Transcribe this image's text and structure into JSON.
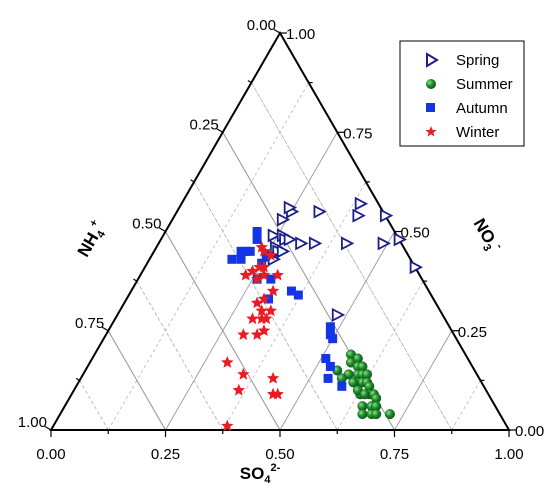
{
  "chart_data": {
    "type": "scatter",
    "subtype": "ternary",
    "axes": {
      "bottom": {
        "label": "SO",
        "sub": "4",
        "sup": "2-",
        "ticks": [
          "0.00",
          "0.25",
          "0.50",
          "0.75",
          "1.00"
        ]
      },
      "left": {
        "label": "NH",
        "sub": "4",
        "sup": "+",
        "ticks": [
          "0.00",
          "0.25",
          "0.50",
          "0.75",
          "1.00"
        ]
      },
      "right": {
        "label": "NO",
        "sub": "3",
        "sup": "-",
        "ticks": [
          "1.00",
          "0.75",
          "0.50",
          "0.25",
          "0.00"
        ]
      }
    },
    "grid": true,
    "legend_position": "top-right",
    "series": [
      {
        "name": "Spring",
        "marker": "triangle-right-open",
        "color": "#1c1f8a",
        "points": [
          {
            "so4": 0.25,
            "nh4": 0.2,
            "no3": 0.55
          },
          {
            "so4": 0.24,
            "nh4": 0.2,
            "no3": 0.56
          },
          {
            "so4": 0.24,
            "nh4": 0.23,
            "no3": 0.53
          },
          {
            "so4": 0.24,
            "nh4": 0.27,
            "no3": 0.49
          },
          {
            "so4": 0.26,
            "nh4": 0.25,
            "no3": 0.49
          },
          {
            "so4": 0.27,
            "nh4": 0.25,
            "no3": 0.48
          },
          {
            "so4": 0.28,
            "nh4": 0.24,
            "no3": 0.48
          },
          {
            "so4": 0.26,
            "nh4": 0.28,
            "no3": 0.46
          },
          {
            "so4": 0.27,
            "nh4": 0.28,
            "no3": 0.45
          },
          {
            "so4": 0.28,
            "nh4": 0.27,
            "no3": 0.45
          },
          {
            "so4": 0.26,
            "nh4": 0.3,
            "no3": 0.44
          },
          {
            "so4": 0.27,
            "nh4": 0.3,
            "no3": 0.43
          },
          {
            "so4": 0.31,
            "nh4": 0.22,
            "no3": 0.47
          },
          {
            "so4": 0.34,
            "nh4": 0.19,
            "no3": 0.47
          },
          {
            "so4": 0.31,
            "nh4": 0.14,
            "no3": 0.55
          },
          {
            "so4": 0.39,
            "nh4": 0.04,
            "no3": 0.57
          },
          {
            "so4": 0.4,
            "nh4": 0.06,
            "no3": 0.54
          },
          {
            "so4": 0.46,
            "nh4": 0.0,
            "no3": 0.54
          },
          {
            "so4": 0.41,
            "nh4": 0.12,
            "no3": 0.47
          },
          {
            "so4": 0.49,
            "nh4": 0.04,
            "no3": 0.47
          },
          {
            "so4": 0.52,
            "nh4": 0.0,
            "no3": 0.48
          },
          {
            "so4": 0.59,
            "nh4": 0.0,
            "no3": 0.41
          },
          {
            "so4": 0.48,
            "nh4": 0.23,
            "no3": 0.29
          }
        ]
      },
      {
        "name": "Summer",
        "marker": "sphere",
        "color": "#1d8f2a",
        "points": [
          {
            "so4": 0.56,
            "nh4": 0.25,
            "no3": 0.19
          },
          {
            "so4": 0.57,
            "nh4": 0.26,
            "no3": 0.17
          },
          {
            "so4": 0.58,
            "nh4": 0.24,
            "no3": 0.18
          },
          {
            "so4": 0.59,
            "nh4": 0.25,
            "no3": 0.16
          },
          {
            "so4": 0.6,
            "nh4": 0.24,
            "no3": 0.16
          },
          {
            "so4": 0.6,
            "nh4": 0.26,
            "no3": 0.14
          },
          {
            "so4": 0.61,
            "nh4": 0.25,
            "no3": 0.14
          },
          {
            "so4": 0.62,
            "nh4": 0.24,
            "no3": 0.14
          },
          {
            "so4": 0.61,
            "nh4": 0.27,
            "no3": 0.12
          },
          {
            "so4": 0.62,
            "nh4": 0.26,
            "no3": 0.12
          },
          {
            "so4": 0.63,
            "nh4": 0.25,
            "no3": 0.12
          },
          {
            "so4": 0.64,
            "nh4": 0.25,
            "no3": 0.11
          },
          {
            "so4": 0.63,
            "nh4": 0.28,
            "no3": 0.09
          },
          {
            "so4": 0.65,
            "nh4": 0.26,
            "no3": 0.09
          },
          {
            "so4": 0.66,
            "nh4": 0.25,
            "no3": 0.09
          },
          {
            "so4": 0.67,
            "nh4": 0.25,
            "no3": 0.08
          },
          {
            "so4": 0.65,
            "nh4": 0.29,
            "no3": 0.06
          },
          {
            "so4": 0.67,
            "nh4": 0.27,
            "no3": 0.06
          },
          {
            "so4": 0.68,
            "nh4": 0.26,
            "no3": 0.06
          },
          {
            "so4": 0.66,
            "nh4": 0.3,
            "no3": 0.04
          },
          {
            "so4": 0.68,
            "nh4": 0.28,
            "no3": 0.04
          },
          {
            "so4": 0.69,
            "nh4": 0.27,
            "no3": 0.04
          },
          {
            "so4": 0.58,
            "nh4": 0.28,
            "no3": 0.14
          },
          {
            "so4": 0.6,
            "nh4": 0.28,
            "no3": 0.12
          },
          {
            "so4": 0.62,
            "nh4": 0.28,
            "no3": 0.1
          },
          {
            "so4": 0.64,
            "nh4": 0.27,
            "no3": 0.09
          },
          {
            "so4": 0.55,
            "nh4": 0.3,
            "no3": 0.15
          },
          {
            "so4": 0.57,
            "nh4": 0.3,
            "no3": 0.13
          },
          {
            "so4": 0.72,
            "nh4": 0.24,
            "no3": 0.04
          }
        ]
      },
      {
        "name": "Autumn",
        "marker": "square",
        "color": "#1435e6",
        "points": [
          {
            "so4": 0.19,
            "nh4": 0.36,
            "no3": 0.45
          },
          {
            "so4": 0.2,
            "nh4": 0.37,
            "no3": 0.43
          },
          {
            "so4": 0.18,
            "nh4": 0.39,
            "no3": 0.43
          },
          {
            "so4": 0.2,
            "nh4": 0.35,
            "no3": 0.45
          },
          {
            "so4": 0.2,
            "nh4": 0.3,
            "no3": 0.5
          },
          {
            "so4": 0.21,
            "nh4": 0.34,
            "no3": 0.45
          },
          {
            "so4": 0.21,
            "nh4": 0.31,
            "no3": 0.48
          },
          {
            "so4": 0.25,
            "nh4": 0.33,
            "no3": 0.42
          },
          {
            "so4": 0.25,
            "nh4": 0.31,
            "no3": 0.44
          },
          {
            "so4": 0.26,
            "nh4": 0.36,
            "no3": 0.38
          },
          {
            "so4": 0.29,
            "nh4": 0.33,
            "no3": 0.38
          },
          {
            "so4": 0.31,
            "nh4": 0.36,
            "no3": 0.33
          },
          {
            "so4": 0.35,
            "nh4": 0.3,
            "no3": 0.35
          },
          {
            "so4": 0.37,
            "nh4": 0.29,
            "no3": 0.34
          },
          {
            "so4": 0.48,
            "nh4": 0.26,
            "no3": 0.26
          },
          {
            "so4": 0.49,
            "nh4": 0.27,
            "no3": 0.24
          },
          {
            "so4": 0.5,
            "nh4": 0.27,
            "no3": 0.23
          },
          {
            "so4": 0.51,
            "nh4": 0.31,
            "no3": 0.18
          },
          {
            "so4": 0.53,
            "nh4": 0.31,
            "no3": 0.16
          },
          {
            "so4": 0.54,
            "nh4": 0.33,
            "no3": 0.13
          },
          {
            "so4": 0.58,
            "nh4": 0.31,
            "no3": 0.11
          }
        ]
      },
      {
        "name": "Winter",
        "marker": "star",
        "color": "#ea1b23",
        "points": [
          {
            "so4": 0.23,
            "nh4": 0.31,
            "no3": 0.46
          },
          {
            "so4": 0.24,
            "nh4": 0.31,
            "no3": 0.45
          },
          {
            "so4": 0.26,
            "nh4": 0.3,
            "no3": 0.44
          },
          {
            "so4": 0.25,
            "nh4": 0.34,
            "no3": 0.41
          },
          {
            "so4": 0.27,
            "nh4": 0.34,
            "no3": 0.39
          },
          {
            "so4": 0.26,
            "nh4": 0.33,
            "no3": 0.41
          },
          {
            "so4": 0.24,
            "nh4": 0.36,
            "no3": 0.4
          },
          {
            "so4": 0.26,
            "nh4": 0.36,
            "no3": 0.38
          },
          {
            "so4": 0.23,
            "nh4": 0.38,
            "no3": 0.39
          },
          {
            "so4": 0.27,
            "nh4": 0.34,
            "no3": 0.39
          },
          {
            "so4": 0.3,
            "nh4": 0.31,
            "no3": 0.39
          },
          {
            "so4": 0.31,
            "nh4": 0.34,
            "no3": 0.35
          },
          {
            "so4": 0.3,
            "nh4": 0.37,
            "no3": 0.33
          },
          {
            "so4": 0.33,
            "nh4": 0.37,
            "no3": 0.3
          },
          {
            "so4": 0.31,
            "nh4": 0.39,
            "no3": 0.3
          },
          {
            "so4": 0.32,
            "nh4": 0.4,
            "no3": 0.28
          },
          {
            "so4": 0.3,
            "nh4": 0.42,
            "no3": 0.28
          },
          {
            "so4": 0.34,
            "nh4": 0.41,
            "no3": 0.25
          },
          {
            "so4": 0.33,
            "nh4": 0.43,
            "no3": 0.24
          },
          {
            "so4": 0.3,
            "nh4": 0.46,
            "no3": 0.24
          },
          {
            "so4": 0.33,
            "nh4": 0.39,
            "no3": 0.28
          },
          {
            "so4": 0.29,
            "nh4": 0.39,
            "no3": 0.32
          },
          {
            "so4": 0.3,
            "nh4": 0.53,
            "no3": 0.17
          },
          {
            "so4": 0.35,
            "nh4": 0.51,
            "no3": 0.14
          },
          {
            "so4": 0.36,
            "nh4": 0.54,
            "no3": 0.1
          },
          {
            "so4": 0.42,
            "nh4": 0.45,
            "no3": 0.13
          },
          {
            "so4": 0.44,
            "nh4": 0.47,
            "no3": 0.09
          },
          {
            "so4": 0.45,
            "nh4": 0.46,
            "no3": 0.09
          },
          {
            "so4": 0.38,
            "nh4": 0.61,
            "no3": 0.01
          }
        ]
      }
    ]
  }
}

AIM OF THE TASK | Identify each line in the entries with the word "color" and copy it.

ANSWER |
        "color": "#1c1f8a",
        "color": "#1d8f2a",
        "color": "#1435e6",
        "color": "#ea1b23",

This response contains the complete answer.